**Goal:** Output the records exactly. Include every line.

(Data extracted from a collection)
-- -- --

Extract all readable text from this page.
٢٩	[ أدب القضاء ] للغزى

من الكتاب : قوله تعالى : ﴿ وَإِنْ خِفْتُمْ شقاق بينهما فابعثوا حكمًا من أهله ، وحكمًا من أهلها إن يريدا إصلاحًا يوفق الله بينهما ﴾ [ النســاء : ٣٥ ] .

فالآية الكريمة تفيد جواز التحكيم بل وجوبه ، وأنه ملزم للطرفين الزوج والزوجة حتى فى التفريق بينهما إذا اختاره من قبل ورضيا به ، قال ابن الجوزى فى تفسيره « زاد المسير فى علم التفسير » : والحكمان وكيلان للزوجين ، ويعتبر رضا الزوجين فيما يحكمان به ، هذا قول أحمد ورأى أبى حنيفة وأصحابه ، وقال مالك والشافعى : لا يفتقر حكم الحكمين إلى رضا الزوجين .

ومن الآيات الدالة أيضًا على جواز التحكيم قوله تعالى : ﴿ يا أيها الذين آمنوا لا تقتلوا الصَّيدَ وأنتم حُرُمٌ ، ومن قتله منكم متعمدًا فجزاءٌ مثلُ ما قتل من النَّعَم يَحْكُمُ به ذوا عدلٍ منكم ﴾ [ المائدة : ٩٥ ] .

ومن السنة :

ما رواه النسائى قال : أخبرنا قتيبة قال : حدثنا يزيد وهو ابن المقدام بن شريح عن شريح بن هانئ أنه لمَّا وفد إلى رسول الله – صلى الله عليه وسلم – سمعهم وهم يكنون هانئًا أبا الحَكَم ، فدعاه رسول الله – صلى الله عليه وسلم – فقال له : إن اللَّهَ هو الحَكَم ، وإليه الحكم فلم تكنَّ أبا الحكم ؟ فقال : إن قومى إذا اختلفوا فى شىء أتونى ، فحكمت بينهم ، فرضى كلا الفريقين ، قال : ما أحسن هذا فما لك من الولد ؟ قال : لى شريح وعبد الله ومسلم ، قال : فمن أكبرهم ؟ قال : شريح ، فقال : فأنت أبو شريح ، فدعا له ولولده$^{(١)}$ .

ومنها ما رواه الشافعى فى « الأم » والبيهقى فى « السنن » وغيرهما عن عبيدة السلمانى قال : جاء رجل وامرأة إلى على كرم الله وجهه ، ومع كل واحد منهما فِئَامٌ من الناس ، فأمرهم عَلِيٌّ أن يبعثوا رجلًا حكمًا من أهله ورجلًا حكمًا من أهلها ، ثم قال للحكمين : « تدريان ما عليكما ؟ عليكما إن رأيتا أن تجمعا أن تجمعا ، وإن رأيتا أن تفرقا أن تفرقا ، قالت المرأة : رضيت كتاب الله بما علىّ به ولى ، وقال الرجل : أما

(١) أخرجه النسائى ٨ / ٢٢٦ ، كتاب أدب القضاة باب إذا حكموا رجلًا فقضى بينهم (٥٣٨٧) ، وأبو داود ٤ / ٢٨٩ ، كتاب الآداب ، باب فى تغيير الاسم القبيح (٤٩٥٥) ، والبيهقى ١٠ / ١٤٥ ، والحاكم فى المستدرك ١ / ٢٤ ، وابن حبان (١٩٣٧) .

-- -- --

**Output for this task:**
Extract all readable text from this page.
٢٩	[ أدب القضاء ] للغزى

من الكتاب : قوله تعالى : ﴿ وَإِنْ خِفْتُمْ شقاق بينهما فابعثوا حكمًا من أهله ، وحكمًا من أهلها إن يريدا إصلاحًا يوفق الله بينهما ﴾ [ النســاء : ٣٥ ] .

فالآية الكريمة تفيد جواز التحكيم بل وجوبه ، وأنه ملزم للطرفين الزوج والزوجة حتى فى التفريق بينهما إذا اختاره من قبل ورضيا به ، قال ابن الجوزى فى تفسيره « زاد المسير فى علم التفسير » : والحكمان وكيلان للزوجين ، ويعتبر رضا الزوجين فيما يحكمان به ، هذا قول أحمد ورأى أبى حنيفة وأصحابه ، وقال مالك والشافعى : لا يفتقر حكم الحكمين إلى رضا الزوجين .

ومن الآيات الدالة أيضًا على جواز التحكيم قوله تعالى : ﴿ يا أيها الذين آمنوا لا تقتلوا الصَّيدَ وأنتم حُرُمٌ ، ومن قتله منكم متعمدًا فجزاءٌ مثلُ ما قتل من النَّعَم يَحْكُمُ به ذوا عدلٍ منكم ﴾ [ المائدة : ٩٥ ] .

ومن السنة :

ما رواه النسائى قال : أخبرنا قتيبة قال : حدثنا يزيد وهو ابن المقدام بن شريح عن شريح بن هانئ أنه لمَّا وفد إلى رسول الله – صلى الله عليه وسلم – سمعهم وهم يكنون هانئًا أبا الحَكَم ، فدعاه رسول الله – صلى الله عليه وسلم – فقال له : إن اللَّهَ هو الحَكَم ، وإليه الحكم فلم تكنَّ أبا الحكم ؟ فقال : إن قومى إذا اختلفوا فى شىء أتونى ، فحكمت بينهم ، فرضى كلا الفريقين ، قال : ما أحسن هذا فما لك من الولد ؟ قال : لى شريح وعبد الله ومسلم ، قال : فمن أكبرهم ؟ قال : شريح ، فقال : فأنت أبو شريح ، فدعا له ولولده$^{(١)}$ .

ومنها ما رواه الشافعى فى « الأم » والبيهقى فى « السنن » وغيرهما عن عبيدة السلمانى قال : جاء رجل وامرأة إلى على كرم الله وجهه ، ومع كل واحد منهما فِئَامٌ من الناس ، فأمرهم عَلِيٌّ أن يبعثوا رجلًا حكمًا من أهله ورجلًا حكمًا من أهلها ، ثم قال للحكمين : « تدريان ما عليكما ؟ عليكما إن رأيتا أن تجمعا أن تجمعا ، وإن رأيتا أن تفرقا أن تفرقا ، قالت المرأة : رضيت كتاب الله بما علىّ به ولى ، وقال الرجل : أما

(١) أخرجه النسائى ٨ / ٢٢٦ ، كتاب أدب القضاة باب إذا حكموا رجلًا فقضى بينهم (٥٣٨٧) ، وأبو داود ٤ / ٢٨٩ ، كتاب الآداب ، باب فى تغيير الاسم القبيح (٤٩٥٥) ، والبيهقى ١٠ / ١٤٥ ، والحاكم فى المستدرك ١ / ٢٤ ، وابن حبان (١٩٣٧) .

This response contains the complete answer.